(Collected data entries)
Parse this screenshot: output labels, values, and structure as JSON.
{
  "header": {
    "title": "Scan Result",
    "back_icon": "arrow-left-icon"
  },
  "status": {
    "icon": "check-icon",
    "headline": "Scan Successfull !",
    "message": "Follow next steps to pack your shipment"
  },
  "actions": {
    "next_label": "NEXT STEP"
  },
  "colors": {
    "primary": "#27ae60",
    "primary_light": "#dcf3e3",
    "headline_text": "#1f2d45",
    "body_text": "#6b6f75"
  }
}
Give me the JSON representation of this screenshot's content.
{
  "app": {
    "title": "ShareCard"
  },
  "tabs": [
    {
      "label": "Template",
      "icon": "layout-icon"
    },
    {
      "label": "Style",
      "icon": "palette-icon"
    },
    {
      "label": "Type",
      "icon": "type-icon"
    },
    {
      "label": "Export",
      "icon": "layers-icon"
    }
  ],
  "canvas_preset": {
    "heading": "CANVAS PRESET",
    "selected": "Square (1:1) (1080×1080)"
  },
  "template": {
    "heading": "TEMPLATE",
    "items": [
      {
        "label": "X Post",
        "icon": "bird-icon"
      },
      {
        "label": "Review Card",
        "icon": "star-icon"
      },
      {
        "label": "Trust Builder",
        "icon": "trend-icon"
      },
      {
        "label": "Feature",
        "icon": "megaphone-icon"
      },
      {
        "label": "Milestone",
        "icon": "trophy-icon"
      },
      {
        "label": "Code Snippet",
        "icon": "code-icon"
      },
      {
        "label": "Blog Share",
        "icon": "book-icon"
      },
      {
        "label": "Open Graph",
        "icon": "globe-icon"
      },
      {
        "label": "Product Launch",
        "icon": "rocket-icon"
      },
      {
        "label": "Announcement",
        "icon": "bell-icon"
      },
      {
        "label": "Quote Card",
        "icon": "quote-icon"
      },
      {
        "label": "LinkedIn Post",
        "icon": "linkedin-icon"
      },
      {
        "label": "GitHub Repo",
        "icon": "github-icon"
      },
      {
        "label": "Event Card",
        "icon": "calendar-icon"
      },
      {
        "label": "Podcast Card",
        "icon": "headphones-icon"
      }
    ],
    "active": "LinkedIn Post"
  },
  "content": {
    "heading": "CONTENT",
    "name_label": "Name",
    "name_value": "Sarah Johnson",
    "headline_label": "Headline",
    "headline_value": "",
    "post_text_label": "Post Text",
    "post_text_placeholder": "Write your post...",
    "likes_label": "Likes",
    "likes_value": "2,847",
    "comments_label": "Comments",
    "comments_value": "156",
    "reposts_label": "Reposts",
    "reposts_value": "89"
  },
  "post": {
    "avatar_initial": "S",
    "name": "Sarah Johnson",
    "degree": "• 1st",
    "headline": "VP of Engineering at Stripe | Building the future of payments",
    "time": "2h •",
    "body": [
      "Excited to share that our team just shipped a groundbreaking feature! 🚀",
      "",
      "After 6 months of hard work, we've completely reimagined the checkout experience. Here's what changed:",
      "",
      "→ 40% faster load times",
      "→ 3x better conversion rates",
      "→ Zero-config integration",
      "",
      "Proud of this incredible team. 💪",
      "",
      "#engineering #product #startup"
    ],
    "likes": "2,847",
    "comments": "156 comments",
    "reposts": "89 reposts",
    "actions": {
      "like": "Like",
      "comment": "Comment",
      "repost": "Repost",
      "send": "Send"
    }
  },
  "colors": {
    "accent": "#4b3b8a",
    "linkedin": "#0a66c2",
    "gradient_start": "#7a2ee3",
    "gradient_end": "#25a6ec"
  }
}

WORK INSTRUCTIONS: Which lines hold the word "team"? Copy every one of them.

RESULT:
      "Excited to share that our team just shipped a groundbreaking feature! 🚀",
      "Proud of this incredible team. 💪",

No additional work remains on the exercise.